■ WHAT THIS EXERCISE ASKS:
**1.** Copy the passage on the manga Kakafukaka word for word, starting with "- Taichi Hase" and going on through "fan of Hongyo.".
**2.** In the passage on the manga Kakafukaka, which monthly magazine serialized the series?
**3.** Write the next part of the article on the manga Kakafukaka, picking up after its last sentence.

Aki Terada, a young woman with no direction in her life, moves out of her apartment after breaking up with her cheating ex-boyfriend. When she moves into a sharehouse, she discovers that one of her new roommates is Tomoya Hongyo, a novelist and her first boyfriend from middle school. Hongyo reveals that he has erectile dysfunction for the past two years but discovers that close proximity with Aki has caused his condition to get better. Deciding to test this further, he asks Aki to sleep with him in his bed, but their relationship begins to escalate the closer they get.

==Characters==
- Aki Terada (寺田 亜希, Terada Aki)

Aki is a 24-year-old freeter with no direction in her life. She moves into a sharehouse after leaving her ex-boyfriend.
- Tomoya Hongyo (本行 智也, Hongyō Tomoya)

Hongyo is a novelist and Aki's boyfriend from middle school. He reveals to Aki that he has erectile dysfunction since two years ago, but he realizes that being physically close to her makes his condition better, and, as a result, asks her to sleep in his bed with him.
- Taichi Hase (長谷 太一, Hase Taichi)

Hase is the owner of the sharehouse. He is Hongyo's former editor. Despite not having genuine interest in marriage nor romance, he proposes to Aki out of his parents pressuring him to get married, initially because of their compatible lifestyles. He eventually comes to love Aki for real. His distorted views of love came from his strained relationship with his mother and he is easily repulsed by women who get too physically close to him.
- Akari Kuritani (栗谷 あかり, Kuritani Akari)

Akari is a woman living at the sharehouse who works at a design company. She is a fan of Hongyo.

==Media==
===Manga===

Kakafukaka is written and illustrated by Takumi Ishida. It was serialized in the monthly manga magazine Kiss beginning in the December 2013 issue released on October 25, 2013 to the January 2021 issue released on November 25, 2020. The chapters were later released in twelve bound volumes by Kodansha under the Kiss Comics imprint.

■ EXTRACTED RECORDS:
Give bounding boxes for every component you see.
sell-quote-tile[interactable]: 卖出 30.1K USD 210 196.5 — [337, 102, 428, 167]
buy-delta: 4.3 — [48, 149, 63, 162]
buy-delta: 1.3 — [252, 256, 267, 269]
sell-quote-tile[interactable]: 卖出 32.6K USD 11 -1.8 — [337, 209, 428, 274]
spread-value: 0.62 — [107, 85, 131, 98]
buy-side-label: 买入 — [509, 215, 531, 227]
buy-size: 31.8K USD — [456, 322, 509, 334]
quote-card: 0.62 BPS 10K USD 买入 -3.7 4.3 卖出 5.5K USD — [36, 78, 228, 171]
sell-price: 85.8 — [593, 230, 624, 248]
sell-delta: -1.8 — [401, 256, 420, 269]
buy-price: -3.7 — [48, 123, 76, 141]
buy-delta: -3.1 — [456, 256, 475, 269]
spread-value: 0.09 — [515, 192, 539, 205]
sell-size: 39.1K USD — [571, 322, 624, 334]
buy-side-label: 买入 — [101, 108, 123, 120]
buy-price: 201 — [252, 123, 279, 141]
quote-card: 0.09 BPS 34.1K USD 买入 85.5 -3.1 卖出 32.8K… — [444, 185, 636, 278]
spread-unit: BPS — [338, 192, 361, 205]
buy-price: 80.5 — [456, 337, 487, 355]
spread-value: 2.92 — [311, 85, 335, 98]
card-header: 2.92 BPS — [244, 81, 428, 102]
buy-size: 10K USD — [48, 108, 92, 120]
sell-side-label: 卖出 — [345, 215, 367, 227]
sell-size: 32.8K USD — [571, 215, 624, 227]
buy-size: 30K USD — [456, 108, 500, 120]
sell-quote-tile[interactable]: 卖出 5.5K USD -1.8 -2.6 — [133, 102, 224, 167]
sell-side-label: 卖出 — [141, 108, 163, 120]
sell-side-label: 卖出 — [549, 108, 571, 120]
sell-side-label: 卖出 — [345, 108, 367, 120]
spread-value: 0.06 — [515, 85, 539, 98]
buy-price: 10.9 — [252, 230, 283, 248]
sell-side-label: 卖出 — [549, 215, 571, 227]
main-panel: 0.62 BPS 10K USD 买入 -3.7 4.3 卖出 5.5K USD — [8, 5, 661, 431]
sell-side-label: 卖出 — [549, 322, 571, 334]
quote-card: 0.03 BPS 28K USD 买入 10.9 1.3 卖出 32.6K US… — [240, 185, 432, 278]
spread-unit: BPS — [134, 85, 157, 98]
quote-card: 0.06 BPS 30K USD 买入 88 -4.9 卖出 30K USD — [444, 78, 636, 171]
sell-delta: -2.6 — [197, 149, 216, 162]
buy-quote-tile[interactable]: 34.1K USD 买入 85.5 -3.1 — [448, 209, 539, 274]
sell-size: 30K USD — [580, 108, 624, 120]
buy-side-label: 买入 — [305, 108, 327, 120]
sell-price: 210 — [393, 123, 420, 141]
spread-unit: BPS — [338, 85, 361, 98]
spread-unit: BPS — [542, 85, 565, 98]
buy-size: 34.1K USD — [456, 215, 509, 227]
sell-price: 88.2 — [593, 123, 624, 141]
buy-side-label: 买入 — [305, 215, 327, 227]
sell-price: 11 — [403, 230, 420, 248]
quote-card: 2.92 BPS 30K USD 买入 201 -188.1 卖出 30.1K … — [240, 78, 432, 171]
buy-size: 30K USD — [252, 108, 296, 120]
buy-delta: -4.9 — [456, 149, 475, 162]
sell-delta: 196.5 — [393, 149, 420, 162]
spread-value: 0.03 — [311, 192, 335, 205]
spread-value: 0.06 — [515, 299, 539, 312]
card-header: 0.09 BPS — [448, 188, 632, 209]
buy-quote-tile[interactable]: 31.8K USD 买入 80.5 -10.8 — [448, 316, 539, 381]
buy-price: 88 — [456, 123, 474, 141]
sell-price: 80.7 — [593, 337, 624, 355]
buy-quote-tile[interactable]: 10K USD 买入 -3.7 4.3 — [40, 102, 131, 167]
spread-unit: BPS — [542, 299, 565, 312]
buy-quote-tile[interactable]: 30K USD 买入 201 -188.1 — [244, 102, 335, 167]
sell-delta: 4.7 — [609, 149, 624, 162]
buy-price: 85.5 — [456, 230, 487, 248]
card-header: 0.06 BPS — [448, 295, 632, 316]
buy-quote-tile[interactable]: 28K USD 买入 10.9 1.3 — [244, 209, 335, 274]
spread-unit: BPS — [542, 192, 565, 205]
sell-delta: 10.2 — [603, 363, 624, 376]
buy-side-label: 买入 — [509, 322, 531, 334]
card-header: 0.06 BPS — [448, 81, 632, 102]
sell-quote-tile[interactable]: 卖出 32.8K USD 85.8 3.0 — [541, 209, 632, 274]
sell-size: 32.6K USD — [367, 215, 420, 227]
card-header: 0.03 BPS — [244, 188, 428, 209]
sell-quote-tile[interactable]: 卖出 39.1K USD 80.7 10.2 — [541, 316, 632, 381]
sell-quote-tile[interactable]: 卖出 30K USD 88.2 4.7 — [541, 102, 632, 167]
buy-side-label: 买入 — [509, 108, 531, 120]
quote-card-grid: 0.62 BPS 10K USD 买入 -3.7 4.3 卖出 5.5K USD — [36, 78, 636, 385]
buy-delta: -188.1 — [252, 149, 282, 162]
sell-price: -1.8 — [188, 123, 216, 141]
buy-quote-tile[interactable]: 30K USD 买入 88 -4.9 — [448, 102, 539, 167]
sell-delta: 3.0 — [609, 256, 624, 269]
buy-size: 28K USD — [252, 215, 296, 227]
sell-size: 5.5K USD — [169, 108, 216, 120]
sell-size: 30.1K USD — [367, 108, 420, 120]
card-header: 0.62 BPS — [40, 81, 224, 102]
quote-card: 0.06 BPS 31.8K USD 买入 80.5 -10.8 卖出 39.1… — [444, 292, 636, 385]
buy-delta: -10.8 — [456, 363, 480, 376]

■ RESULTS OF THE EXERCISE:
**1.**
- Taichi Hase (長谷 太一, Hase Taichi)

Hase is the owner of the sharehouse. He is Hongyo's former editor. Despite not having genuine interest in marriage nor romance, he proposes to Aki out of his parents pressuring him to get married, initially because of their compatible lifestyles. He eventually comes to love Aki for real. His distorted views of love came from his strained relationship with his mother and he is easily repulsed by women who get too physically close to him.
- Akari Kuritani (栗谷 あかり, Kuritani Akari)

Akari is a woman living at the sharehouse who works at a design company. She is a fan of Hongyo.

**2.** Kiss

**3.**
Ishida had created the series to challenge the ideas of traditional love, as shōjo manga typically valued emotional aspects of love over physical aspects. In doing so, she placed equal focus on both aspects of love, claiming that they were "connected."

In 2018, Kodansha USA announced that they had licensed the series in English for North American distribution, with the volumes distributed digitally.

| No. | Original release date | Original ISBN | English release date | English ISBN |
|---|---|---|---|---|
| 1 | August 12, 2014 | 978-4-06-340933-8 | July 17, 2018 | 978-1-6421-2313-5 |
| 2 | July 13, 2015 | 978-4-0634-0959-8 | August 21, 2018 | 978-1-6421-2314-2 |
| 3 | May 13, 2016 | 978-4-0634-0989-5 | November 27, 2018 | 978-1-6421-2543-6 |
| 4 | December 13, 2016 | 978-4-0639-8006-6 | January 22, 2019 | 978-1-6421-2609-9 |
| 5 | August 10, 2017 | 978-4-0639-8026-4 | March 26, 2019 | 978-1-6421-2703-4 |
| 6 | February 13, 2018 | 978-4-0651-0879-6 | April 23, 2019 | 978-1-6421-2795-9 |
| 7 | August 12, 2014 | 978-4-06-340933-8 | May 21, 2019 | 978-1-6421-2832-1 |
| 8 | February 13, 2019 | 978-4-0651-4231-8 | July 21, 2020 | 978-1-6421-2920-5 |
| 9 | August 9, 2019 | 978-4-0651-6723-6 | December 31, 2019 | 978-1-6465-9188-6 |
| 10 | March 13, 2020 | 978-4-0651-9003-6 | July 28, 2020 | 978-1-6465-9609-6 |
| 11 | September 11, 2020 | 978-4-0652-0752-9 | December 22, 2020 | 978-1-6465-9873-1 |
| 12 | March 12, 2021 | 978-4-0652-2724-4 | July 20, 2021 | 978-1-6369-9236-5 |

===Television drama===

A live-action television series adaptation titled Kakafukaka: Kojirase Otona no Sharehouse (カカフカカ-こじらせ大人のシェアハウス-) was announced on March 24, 2019. The series aired on April 25, 2019, on MBS as the flagship show of their new Drama Tokku programming block, with other broadcasts on TV Kanagawa, Television Saitama, and Amazon Prime Video. It stars Aoi Morikawa as Aki, Masaki Nakao as Hongyo, Kousei Yuki as Hase, and Risa Nakamura as Akari. The series is directed by Momoko Fukuda, with Kumiko Asō in charge of the script. The opening theme song is "Like That!!" by lol. The ending theme song is "Suki da yo (My Love)" by BoA.

==Reception==

In 2019, Kakafukaka had sold a consecutive total of 1.7 million physical copies. It was selected as one of the recommended shōjo manga by an editor of Cheese! at the Shōjo Manga Fes 2018.